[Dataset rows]

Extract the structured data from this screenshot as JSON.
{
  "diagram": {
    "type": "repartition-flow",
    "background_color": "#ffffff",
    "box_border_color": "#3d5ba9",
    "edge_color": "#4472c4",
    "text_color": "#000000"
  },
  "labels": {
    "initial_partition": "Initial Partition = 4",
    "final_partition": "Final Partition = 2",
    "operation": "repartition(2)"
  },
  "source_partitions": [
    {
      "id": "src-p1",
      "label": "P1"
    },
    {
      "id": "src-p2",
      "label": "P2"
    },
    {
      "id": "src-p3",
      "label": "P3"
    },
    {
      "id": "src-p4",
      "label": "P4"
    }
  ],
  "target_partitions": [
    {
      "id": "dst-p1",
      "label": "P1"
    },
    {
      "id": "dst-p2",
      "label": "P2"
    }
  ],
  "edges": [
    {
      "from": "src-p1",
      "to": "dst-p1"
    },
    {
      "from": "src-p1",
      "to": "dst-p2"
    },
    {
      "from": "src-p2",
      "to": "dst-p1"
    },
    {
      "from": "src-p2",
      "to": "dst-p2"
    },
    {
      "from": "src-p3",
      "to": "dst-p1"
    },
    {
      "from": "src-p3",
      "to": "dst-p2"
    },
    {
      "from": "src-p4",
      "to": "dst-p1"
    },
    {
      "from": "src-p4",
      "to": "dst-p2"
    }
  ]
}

▶ [TASK TO CARRY OUT]: Print every entry exactly as written.

▶ [OUTPUT OF THE EXERCISE]:
Extract the structured data from this screenshot as JSON.
{
  "diagram": {
    "type": "repartition-flow",
    "background_color": "#ffffff",
    "box_border_color": "#3d5ba9",
    "edge_color": "#4472c4",
    "text_color": "#000000"
  },
  "labels": {
    "initial_partition": "Initial Partition = 4",
    "final_partition": "Final Partition = 2",
    "operation": "repartition(2)"
  },
  "source_partitions": [
    {
      "id": "src-p1",
      "label": "P1"
    },
    {
      "id": "src-p2",
      "label": "P2"
    },
    {
      "id": "src-p3",
      "label": "P3"
    },
    {
      "id": "src-p4",
      "label": "P4"
    }
  ],
  "target_partitions": [
    {
      "id": "dst-p1",
      "label": "P1"
    },
    {
      "id": "dst-p2",
      "label": "P2"
    }
  ],
  "edges": [
    {
      "from": "src-p1",
      "to": "dst-p1"
    },
    {
      "from": "src-p1",
      "to": "dst-p2"
    },
    {
      "from": "src-p2",
      "to": "dst-p1"
    },
    {
      "from": "src-p2",
      "to": "dst-p2"
    },
    {
      "from": "src-p3",
      "to": "dst-p1"
    },
    {
      "from": "src-p3",
      "to": "dst-p2"
    },
    {
      "from": "src-p4",
      "to": "dst-p1"
    },
    {
      "from": "src-p4",
      "to": "dst-p2"
    }
  ]
}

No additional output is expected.